-- Texte extrait --

***

Une autre nuit dans les 40èmes

Publié le par Isidore

 

On a eu du mal à partir. Crozet, on y serait bien resté. La tentation de l’hivernage. L’envie de passer du temps dans cet endroit où tout s’arrête. On est quel jour déjà ? Les contraintes sont d’abord celles que la nature impose. Et de ce côté-là, pas moyen d’être déçu.

Un matin tranquille et paisible, et puis en sortant de déjeuner, des rafales à 130 km/h. Regard souriant de l’autochtone. Qui a appris la marche face au vent et qui taille sa route sans souci. Le visiteur, même breton, est perplexe. Le vent, ici, ne fait pas beaucoup de bruit. Normal, il n’y a rien pour l’arrêter.

Le touriste finit par se lancer. Il recule. Puis baisse la tête, vise la manchottière, un peu à l’estime, un peu au hasard. La troupe d’aventuriers prend l’allure d’un peloton du tour de France. Pour les poids plume, il est recommandé, dans un premier temps, de se lester, un gars solide de chaque côté fera l’affaire. Et puis de toute façon, ça finit par s’arrêter. Et puis on s’y fait.

***

-- Entrées de mise en page à base d'images --
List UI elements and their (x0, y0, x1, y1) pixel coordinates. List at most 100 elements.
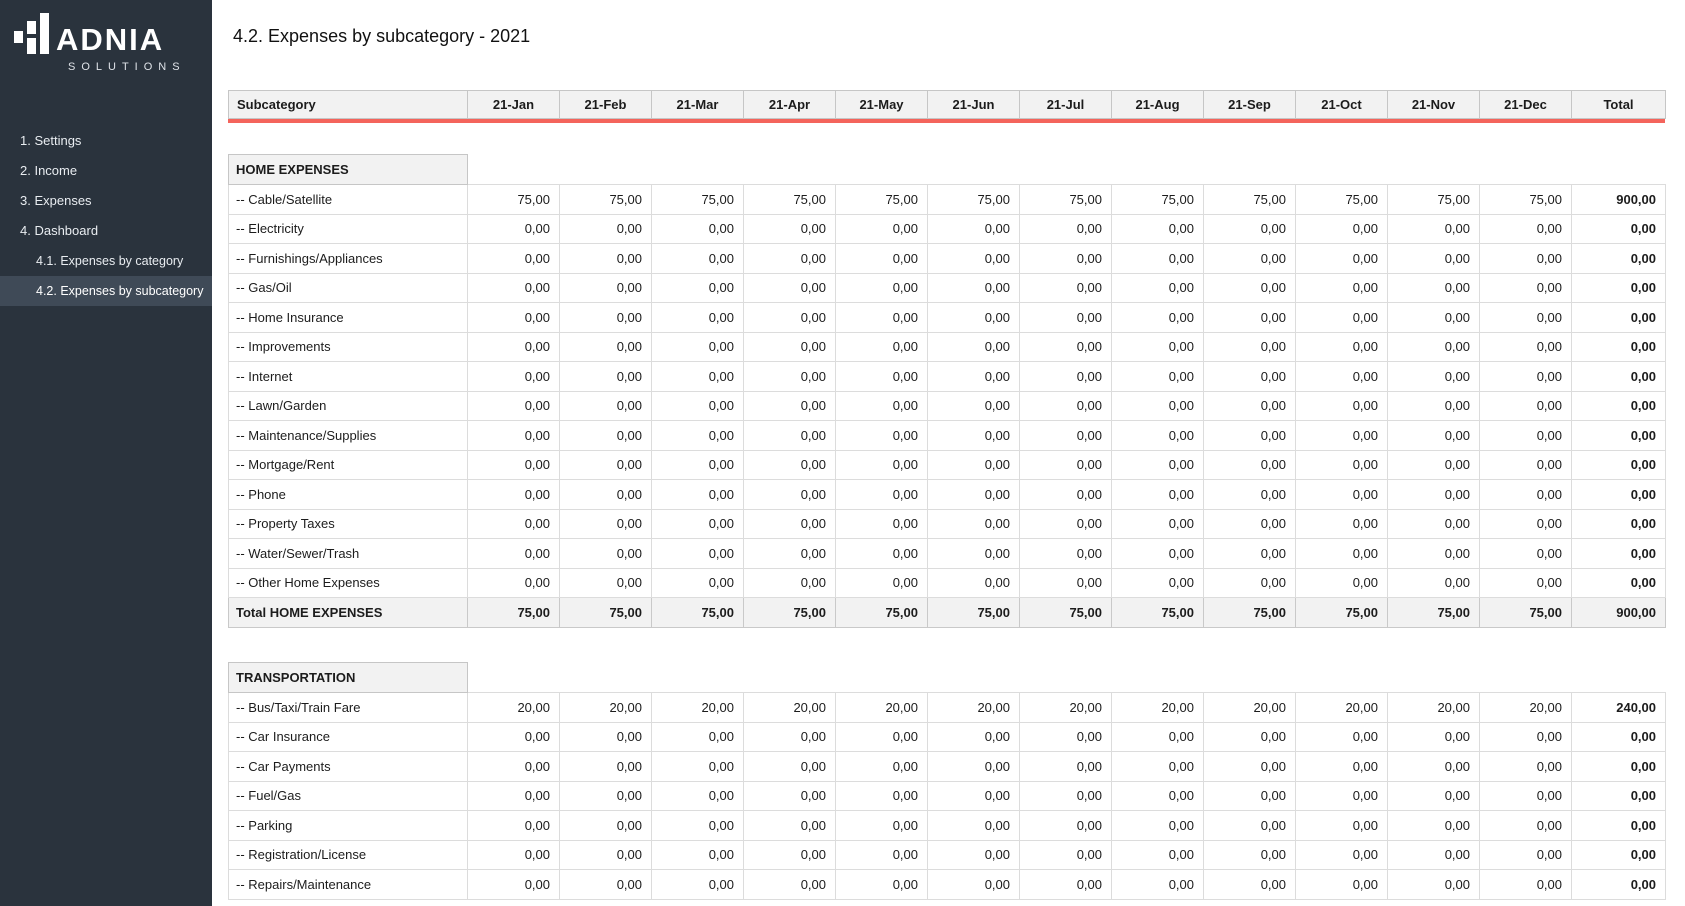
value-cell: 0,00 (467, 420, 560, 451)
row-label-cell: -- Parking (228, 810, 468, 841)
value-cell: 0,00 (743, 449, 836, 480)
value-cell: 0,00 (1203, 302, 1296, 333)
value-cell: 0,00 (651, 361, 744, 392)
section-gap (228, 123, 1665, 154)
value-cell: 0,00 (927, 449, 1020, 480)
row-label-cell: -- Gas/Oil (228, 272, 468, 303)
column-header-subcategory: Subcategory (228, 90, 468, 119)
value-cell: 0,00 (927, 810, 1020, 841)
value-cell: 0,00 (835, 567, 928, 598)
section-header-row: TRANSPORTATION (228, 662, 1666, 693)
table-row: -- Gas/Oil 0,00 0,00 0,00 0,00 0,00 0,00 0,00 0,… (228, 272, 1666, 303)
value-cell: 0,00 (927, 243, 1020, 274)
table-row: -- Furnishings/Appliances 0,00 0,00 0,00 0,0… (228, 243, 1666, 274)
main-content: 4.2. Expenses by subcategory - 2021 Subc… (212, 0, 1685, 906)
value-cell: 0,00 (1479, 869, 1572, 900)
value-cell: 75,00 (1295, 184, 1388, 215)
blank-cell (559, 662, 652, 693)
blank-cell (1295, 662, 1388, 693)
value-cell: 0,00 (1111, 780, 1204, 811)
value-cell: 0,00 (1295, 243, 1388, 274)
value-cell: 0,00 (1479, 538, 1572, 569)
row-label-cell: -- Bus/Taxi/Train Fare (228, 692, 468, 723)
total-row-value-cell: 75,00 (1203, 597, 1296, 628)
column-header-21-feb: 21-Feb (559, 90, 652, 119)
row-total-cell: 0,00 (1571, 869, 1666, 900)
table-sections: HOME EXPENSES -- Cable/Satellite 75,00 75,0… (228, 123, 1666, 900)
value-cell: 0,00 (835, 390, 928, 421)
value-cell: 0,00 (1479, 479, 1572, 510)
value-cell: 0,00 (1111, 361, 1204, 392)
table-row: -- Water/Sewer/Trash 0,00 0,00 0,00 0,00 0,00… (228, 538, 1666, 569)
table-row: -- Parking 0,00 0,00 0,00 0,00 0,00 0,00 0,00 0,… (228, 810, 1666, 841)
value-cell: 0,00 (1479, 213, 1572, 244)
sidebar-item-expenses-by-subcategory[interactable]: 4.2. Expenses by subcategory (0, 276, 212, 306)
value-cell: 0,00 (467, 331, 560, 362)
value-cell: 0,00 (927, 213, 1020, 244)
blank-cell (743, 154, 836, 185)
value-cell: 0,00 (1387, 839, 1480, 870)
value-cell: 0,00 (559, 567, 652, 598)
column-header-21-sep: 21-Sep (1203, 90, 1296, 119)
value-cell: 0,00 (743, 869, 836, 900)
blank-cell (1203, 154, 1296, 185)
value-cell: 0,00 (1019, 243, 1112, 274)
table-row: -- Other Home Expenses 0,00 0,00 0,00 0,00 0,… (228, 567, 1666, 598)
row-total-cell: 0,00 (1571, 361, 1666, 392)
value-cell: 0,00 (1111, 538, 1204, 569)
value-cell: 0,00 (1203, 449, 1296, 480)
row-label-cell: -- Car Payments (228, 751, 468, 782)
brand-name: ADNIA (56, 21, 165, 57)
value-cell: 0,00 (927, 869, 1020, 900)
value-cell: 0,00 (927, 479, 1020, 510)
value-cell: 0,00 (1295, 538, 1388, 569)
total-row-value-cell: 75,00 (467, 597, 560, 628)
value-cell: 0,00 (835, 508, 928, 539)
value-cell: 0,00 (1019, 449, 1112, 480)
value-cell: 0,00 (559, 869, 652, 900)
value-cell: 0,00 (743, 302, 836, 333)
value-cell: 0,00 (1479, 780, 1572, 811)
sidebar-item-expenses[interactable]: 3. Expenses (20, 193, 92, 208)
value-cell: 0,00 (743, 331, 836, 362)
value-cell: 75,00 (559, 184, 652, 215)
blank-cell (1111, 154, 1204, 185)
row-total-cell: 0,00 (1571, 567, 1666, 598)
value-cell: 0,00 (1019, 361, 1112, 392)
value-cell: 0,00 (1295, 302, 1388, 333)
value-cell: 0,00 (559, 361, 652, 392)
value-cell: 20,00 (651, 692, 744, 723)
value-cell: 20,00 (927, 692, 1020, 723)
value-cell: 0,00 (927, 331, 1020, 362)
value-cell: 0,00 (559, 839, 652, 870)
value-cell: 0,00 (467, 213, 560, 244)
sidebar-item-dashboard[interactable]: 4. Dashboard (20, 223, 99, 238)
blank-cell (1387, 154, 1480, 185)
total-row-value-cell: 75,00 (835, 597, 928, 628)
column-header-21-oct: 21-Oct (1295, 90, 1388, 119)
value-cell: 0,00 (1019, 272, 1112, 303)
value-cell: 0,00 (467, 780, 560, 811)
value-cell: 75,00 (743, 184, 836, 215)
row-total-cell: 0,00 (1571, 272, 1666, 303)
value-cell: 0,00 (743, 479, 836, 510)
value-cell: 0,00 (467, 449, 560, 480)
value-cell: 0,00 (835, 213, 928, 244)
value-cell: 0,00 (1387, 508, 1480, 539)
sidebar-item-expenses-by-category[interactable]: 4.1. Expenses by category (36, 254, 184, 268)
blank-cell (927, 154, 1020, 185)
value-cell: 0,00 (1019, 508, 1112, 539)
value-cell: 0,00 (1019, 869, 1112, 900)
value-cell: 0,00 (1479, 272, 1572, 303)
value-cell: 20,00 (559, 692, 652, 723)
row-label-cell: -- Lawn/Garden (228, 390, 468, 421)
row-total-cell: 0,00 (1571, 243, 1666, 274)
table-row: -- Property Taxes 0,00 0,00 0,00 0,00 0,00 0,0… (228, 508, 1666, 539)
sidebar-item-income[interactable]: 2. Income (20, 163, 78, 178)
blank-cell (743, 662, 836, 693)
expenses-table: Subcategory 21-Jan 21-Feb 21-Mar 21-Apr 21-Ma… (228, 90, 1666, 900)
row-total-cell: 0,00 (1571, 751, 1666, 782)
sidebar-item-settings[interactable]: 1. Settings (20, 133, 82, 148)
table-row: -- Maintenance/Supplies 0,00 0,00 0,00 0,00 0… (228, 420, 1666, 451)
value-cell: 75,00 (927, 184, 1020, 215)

***

-- Consigne 1 --
Dans le récit sur Crozet, quelle vitesse atteignaient les rafales après le déjeuner ?
-- Consigne 2 --
Prolongez le récit sur Crozet à partir de sa dernière phrase.

-- Réponse 1 --
130 km/h.

-- Réponse 2 --
En revanche, les opérations de ravitaillement, les « OP » en langage taafien, sont ralenties. Sur la DZ de la base Alfred Faure, les équipes se succèdent et les slings n’arrivent pas. Trop de vent pour lancer les pales de l’hélicoptère. Trop de houle pour mettre la portière à l’eau. Tout le monde le sait ici. Ravitailler le bout du monde, c’est d’abord savoir composer avec les éléments. Aller vite sur le bateau quand une fenêtre météo s’ouvre. S’arrêter quand le vent ou l’état de la mer ne permettent plus de travailler en sécurité. Tout le monde se démène pour trouver des solutions, Patrice, l’OPEA est rivé à sa radio. Les marins vont de la manche à gas-oil aux colis, qu’il faut dépoter puisqu’on ne pourra pas les mettre sur la portière et que l’hélico a une limite de poids de 750 kg. Chaque minute est précieuse. À la passerelle, on surveille le moindre changement météo. À Crozet, tout le monde est sur le pont. À chaque arrivée de sling, les colis sont pointés et évacués vers leur destination finale : cuisine, chantier, labos... Et tout le monde met la main à la pâte pour vider les caisses et les renvoyer sur le bateau.

La météo ne s’améliore pas, l’OP va devoir être rallongée d’une journée. Un dîner tous ensemble, des rires et de la musique. Dehors, le vent austral souffle toujours mais à l’intérieur, il fait bon et on chante à tue-tête. Une parenthèse enchantée et un vrai moment de bonheur dans les 40èmes rugissants. Merci Crozet !

Et puis, il a fallu y retourner, sur le Marion. Avec dans nos bagages, dix de nos nouveaux copains crozétiens. Qui agitent les bras aux derniers coups de corne de brume, collés aux sabords tribords, la VHF à la main.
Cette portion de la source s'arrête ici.